(Collection entries)
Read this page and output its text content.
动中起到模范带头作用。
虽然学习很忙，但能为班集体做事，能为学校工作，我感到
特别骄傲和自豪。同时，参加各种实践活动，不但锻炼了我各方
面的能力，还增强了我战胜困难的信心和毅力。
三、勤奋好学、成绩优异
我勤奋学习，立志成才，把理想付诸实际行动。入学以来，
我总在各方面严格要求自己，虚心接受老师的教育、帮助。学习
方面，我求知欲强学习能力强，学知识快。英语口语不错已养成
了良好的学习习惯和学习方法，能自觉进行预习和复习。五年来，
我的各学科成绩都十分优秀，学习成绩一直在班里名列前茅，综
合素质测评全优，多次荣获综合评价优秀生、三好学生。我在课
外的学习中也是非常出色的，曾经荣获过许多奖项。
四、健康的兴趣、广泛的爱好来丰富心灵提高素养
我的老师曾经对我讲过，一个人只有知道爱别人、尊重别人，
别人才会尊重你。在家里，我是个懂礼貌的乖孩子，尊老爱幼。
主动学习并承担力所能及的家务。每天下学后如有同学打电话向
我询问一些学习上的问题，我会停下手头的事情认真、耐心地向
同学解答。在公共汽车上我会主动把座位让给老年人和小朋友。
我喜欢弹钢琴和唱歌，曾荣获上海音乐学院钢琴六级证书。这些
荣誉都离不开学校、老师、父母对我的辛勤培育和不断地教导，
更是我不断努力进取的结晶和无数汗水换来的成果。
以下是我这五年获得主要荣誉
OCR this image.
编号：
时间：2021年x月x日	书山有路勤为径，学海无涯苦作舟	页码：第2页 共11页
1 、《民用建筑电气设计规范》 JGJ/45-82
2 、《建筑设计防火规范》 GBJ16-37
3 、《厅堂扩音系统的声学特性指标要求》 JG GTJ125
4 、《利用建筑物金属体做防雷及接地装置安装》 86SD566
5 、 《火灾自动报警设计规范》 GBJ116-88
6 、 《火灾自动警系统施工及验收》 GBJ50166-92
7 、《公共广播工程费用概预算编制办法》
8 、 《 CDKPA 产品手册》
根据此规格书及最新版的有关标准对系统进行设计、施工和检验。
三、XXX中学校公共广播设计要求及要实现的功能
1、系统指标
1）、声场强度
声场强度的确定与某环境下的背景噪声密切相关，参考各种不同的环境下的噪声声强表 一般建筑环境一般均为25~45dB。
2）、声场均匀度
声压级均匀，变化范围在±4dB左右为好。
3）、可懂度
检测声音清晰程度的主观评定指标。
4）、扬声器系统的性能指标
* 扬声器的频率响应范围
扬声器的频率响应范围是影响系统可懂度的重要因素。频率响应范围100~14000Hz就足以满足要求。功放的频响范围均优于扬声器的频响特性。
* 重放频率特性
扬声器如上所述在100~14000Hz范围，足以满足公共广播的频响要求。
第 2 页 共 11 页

YOUR INSTRUCTIONS: Scan the entries above for the word "this" and collect each line holding it.

EXERCISE RESULT:
Read this page and output its text content.
OCR this image.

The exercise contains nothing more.